_WHAT TO DO:_ Tally every line of the listing where the string "Страницы" is found, and state the total alone.

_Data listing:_
-- begin --
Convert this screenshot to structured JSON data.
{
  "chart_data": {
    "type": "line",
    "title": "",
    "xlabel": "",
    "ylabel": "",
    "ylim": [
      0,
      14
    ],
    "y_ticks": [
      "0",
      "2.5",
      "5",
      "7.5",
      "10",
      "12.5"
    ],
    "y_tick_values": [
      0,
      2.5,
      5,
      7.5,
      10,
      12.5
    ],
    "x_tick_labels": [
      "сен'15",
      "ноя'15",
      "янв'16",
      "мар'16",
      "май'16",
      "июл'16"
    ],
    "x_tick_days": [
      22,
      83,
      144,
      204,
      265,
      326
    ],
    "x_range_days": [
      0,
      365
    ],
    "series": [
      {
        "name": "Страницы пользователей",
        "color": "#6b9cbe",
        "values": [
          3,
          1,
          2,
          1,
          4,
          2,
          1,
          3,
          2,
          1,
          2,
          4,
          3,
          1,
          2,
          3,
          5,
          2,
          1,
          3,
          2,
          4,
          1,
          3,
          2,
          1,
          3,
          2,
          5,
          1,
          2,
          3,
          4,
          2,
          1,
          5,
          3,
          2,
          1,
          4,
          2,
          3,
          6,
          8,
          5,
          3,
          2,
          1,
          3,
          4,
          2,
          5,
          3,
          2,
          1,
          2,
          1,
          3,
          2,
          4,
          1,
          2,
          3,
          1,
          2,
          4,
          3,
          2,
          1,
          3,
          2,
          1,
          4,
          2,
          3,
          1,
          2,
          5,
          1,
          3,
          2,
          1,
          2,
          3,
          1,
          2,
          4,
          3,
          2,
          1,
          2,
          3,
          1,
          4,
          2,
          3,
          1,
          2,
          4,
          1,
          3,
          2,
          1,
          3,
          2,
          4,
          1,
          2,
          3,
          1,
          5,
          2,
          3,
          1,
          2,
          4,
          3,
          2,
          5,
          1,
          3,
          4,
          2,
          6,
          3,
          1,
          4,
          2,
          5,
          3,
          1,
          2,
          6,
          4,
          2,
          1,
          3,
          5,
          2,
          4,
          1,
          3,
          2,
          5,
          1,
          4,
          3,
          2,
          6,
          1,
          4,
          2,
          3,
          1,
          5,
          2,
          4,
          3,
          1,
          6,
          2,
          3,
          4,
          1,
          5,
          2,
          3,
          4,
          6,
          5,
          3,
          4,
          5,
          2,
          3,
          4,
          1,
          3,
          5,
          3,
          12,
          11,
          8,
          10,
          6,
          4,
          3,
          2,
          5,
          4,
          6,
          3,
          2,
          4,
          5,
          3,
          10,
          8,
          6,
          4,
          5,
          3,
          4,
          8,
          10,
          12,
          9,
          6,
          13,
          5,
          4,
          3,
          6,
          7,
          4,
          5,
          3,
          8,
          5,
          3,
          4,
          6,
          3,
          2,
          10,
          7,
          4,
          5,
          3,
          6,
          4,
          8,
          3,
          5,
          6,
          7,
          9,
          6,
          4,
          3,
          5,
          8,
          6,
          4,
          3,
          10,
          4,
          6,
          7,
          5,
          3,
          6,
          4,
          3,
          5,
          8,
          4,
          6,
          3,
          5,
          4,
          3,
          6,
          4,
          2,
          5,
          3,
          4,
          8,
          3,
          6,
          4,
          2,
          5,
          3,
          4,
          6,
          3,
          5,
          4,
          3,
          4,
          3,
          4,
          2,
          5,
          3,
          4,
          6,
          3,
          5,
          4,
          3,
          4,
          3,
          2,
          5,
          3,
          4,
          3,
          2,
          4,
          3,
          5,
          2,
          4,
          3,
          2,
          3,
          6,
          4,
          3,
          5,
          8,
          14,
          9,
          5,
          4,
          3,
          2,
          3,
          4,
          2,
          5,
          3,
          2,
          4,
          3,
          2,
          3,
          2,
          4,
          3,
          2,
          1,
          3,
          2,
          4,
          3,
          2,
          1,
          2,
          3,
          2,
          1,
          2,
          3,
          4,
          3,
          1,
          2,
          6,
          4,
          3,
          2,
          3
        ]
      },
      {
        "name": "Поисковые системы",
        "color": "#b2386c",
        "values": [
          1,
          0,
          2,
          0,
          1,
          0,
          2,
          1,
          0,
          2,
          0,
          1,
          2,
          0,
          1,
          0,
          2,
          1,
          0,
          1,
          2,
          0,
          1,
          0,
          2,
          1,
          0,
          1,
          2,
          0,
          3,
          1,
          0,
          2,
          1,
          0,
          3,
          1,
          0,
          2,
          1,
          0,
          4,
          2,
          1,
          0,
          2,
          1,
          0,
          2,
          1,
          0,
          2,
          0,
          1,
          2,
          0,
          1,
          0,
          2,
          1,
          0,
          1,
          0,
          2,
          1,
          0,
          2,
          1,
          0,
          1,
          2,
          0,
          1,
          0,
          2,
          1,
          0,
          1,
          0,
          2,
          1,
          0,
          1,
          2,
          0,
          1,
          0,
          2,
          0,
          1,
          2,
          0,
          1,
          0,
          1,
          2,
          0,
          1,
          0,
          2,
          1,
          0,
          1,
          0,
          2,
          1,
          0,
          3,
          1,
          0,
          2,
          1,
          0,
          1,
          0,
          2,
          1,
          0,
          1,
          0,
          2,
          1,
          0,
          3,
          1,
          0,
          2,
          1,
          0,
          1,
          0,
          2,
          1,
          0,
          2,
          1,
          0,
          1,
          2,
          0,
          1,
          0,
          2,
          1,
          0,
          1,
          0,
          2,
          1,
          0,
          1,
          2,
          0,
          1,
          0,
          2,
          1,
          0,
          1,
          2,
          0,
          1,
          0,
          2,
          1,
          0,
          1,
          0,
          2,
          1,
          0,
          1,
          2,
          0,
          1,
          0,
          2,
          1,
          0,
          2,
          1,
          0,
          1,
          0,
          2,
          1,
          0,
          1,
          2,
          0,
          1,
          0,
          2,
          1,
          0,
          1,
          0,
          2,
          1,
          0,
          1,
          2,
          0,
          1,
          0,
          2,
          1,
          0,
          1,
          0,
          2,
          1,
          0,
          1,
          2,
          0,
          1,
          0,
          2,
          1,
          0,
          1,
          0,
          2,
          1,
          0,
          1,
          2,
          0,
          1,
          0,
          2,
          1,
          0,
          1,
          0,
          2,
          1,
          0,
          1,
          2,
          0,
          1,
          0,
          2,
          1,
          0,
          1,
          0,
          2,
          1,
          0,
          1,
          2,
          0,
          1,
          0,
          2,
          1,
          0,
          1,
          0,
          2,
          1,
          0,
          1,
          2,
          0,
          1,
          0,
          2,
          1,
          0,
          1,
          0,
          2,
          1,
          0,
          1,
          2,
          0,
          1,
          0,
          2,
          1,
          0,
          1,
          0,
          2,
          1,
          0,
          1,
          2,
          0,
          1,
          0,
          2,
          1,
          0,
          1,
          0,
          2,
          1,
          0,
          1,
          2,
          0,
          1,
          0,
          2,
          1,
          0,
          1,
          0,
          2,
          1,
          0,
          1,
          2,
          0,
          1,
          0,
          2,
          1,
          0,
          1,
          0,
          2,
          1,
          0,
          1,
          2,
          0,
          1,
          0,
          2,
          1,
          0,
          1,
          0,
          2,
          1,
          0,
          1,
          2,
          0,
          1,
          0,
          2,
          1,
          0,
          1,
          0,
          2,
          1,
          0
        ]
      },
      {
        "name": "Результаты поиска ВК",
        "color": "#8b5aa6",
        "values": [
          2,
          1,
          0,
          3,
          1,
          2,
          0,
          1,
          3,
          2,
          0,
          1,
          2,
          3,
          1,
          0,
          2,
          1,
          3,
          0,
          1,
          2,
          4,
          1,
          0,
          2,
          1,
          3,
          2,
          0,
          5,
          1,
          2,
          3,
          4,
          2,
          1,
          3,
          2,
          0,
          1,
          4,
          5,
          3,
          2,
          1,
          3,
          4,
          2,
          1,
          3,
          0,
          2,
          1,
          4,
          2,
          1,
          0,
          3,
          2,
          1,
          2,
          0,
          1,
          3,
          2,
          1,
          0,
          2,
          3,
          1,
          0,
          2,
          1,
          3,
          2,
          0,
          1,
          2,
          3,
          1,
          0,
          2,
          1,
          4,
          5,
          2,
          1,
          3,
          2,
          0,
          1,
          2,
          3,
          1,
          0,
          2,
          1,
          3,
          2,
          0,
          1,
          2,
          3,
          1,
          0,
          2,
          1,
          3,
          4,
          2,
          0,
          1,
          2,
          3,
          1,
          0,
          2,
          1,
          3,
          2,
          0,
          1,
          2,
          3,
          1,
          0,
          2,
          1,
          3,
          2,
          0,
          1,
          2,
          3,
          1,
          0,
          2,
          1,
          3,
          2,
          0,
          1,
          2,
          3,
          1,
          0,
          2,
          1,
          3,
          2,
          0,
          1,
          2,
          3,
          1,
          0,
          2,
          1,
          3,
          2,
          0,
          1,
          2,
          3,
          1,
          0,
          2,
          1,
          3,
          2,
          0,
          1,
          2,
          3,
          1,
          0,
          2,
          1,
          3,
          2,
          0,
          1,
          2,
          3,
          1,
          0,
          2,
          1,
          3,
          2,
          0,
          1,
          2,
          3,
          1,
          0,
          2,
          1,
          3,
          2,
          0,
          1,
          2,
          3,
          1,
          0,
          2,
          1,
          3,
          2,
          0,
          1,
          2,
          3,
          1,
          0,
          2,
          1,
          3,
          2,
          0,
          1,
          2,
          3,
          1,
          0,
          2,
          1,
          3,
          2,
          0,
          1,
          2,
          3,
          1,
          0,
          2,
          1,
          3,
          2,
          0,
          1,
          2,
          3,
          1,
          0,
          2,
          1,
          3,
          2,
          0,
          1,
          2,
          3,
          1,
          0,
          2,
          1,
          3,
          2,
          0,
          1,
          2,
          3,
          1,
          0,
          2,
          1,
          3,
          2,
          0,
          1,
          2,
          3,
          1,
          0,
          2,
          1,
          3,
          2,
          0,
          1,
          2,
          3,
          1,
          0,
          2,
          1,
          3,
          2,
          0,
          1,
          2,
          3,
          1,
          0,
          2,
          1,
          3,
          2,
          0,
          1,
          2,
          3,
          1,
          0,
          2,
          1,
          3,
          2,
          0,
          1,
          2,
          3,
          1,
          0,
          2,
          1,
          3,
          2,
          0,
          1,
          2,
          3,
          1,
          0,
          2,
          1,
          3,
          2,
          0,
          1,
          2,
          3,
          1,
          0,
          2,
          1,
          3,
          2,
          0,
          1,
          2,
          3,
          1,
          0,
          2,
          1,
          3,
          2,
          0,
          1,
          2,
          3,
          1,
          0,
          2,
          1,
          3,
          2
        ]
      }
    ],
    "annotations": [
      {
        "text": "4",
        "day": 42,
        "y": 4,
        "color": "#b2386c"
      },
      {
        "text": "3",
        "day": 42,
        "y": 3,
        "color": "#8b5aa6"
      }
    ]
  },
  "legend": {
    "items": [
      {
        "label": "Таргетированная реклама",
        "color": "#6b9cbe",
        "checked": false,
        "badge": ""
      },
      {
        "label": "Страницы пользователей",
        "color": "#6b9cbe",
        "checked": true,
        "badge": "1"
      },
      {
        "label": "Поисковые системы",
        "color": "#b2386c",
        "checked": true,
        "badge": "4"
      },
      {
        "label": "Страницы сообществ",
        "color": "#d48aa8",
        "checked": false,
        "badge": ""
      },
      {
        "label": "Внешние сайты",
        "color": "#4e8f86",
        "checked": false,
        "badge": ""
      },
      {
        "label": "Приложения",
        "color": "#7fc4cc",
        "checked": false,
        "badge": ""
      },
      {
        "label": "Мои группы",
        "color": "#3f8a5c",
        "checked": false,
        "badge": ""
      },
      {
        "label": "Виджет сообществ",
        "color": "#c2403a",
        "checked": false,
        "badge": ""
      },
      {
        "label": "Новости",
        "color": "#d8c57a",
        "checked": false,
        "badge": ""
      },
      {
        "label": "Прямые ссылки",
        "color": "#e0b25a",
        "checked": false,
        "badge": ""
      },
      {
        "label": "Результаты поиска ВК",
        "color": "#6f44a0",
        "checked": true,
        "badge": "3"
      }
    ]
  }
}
-- end --
_ANSWER TO THE EXERCISE:_ 3